▶ [Exercise]
Reproduce the entries verbatim, starting at the very first line and going on through the line that contains "294, 434, 306]", including both ends.

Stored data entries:

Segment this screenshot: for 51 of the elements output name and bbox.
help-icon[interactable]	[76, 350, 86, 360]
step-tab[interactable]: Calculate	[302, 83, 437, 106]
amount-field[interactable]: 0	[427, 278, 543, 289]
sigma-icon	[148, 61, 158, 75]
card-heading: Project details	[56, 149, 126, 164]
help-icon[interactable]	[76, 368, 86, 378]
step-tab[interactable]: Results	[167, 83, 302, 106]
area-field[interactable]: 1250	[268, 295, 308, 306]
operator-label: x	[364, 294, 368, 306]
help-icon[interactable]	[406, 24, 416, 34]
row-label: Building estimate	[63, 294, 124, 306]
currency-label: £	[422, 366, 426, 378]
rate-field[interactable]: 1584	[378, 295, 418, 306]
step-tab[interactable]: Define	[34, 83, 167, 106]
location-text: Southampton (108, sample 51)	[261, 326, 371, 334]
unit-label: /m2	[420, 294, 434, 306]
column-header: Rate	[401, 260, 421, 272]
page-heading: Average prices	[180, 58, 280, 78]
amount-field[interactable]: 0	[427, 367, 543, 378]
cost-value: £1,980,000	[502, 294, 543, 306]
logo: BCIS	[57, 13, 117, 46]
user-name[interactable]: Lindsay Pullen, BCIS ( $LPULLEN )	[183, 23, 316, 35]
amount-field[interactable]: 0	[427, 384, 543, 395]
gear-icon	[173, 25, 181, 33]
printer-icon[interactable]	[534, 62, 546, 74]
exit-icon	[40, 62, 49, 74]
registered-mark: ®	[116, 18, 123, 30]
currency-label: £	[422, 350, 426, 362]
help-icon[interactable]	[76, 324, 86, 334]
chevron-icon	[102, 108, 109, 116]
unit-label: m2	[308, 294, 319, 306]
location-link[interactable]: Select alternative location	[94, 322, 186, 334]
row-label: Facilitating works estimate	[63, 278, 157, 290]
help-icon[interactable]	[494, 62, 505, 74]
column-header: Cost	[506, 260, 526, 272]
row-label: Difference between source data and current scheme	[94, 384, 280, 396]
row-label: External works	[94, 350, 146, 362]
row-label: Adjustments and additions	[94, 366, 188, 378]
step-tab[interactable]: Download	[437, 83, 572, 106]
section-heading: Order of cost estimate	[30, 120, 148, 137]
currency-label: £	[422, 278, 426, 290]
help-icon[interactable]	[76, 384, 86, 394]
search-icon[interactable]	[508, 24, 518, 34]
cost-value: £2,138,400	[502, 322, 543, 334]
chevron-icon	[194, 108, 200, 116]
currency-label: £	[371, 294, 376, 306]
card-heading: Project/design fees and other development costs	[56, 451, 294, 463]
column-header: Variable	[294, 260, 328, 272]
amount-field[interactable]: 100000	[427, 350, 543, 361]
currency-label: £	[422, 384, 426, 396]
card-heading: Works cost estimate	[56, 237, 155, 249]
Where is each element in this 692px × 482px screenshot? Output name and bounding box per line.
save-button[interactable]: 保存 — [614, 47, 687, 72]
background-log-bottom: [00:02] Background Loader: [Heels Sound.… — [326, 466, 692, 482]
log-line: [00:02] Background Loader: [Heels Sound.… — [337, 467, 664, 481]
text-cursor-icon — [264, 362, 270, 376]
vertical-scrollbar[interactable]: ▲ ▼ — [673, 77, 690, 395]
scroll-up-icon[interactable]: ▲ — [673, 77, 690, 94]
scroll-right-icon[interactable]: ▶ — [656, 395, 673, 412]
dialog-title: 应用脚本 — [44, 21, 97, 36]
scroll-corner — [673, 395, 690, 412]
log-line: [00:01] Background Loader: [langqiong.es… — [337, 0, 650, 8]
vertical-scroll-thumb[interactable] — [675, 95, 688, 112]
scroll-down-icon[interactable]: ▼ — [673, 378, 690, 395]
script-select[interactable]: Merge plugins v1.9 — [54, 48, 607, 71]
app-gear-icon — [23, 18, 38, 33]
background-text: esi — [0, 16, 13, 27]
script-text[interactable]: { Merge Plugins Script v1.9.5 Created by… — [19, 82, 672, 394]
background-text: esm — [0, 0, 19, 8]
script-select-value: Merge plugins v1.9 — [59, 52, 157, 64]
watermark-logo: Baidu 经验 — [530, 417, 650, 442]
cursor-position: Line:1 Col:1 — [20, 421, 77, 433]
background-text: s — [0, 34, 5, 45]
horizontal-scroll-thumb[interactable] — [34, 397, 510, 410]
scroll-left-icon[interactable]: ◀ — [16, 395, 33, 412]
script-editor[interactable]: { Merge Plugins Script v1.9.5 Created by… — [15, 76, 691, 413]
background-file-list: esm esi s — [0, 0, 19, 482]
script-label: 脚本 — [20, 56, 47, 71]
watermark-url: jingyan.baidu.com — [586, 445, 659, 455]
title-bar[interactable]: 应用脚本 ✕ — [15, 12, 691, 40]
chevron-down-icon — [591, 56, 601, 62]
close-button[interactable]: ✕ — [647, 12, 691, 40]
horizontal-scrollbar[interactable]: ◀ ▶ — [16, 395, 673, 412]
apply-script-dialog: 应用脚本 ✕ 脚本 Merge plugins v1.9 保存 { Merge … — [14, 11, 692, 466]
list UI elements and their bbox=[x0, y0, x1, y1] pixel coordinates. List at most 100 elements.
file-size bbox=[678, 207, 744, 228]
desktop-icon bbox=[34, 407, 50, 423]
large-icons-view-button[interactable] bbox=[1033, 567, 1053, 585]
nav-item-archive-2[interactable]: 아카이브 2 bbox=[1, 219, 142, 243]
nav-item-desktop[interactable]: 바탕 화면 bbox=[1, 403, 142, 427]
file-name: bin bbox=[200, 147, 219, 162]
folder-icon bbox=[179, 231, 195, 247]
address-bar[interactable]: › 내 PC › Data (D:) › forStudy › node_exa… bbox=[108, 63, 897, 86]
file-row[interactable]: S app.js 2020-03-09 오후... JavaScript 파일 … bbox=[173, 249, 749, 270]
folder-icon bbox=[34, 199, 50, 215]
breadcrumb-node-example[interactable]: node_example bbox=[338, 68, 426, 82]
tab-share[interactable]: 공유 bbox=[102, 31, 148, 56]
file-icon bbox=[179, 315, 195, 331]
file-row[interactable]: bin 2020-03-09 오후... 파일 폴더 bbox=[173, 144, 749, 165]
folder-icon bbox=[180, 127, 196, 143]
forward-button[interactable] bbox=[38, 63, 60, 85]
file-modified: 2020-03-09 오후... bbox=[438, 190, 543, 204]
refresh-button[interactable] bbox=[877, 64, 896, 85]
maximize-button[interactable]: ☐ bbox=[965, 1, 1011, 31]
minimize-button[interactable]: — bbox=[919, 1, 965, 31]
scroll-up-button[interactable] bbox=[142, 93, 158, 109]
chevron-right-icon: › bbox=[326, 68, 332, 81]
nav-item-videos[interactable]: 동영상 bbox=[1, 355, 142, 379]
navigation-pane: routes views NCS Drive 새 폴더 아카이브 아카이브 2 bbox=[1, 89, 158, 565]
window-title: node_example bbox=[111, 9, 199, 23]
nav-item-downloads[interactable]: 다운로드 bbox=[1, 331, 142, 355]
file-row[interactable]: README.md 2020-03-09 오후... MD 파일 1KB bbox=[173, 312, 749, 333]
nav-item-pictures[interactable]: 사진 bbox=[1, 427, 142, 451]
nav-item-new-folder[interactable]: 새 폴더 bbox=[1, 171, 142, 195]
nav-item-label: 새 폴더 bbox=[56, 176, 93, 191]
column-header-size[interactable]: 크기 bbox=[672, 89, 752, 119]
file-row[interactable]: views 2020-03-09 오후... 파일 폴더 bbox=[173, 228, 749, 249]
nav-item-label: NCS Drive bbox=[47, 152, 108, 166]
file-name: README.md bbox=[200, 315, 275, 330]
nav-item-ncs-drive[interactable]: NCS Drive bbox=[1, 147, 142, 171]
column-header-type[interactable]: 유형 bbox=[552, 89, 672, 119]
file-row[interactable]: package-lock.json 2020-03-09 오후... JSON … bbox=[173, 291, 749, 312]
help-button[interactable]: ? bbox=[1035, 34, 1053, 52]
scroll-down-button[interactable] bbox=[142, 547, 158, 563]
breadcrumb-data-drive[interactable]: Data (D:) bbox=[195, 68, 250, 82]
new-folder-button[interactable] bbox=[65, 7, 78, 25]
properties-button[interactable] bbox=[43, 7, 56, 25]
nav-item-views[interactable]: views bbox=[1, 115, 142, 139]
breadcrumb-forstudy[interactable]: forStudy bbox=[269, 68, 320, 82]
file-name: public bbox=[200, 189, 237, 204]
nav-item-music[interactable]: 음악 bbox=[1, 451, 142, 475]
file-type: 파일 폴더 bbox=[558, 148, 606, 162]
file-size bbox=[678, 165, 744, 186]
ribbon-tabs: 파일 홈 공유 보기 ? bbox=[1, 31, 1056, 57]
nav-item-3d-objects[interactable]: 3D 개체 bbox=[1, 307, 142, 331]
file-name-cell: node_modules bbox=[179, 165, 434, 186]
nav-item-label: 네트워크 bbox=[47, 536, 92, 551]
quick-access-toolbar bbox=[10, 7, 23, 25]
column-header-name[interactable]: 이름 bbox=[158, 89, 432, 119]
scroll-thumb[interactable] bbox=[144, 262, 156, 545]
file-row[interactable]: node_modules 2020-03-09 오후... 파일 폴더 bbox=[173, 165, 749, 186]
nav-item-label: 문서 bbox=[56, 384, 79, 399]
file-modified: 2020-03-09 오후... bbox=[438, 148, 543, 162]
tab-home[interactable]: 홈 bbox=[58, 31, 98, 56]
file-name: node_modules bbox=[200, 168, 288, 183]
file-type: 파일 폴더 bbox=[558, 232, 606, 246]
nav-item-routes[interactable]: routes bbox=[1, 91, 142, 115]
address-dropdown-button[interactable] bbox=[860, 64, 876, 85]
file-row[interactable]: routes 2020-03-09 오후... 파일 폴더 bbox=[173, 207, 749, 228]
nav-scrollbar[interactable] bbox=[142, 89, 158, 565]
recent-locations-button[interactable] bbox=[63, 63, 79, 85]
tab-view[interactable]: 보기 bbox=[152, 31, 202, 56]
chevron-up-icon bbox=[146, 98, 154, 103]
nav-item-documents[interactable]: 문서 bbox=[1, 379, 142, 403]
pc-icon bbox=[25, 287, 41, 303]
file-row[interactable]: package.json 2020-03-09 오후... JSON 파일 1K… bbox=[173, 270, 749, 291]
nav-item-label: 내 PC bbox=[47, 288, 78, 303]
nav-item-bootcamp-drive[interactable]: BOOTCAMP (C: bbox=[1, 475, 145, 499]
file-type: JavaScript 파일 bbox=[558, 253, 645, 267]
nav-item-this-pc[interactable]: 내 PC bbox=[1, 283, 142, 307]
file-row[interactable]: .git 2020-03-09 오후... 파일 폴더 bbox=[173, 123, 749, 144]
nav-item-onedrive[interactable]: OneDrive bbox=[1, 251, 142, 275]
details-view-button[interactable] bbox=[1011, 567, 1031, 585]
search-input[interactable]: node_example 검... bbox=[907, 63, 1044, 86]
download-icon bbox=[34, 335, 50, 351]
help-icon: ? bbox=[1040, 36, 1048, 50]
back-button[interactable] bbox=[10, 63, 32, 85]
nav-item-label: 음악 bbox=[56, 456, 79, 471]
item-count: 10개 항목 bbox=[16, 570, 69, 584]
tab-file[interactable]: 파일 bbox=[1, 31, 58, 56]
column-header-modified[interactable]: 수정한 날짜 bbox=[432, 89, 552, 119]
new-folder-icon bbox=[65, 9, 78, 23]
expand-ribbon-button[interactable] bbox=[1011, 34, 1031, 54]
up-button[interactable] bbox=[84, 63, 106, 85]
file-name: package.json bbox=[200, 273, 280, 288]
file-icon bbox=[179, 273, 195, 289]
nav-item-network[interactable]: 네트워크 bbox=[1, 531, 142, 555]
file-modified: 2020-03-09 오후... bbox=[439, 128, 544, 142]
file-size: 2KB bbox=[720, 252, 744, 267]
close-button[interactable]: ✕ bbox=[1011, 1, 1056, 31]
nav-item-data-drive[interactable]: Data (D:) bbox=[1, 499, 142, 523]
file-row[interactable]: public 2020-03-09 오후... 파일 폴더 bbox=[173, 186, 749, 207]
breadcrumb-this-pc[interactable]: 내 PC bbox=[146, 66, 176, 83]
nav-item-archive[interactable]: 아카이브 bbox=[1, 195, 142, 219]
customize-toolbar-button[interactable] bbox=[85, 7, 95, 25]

▶ [Output]
Segment this screenshot: for 51 of the elements output name and bbox.
help-icon[interactable]	[76, 350, 86, 360]
step-tab[interactable]: Calculate	[302, 83, 437, 106]
amount-field[interactable]: 0	[427, 278, 543, 289]
sigma-icon	[148, 61, 158, 75]
card-heading: Project details	[56, 149, 126, 164]
help-icon[interactable]	[76, 368, 86, 378]
step-tab[interactable]: Results	[167, 83, 302, 106]
area-field[interactable]: 1250	[268, 295, 308, 306]
operator-label: x	[364, 294, 368, 306]
help-icon[interactable]	[406, 24, 416, 34]
row-label: Building estimate	[63, 294, 124, 306]
currency-label: £	[422, 366, 426, 378]
rate-field[interactable]: 1584	[378, 295, 418, 306]
step-tab[interactable]: Define	[34, 83, 167, 106]
location-text: Southampton (108, sample 51)	[261, 326, 371, 334]
unit-label: /m2	[420, 294, 434, 306]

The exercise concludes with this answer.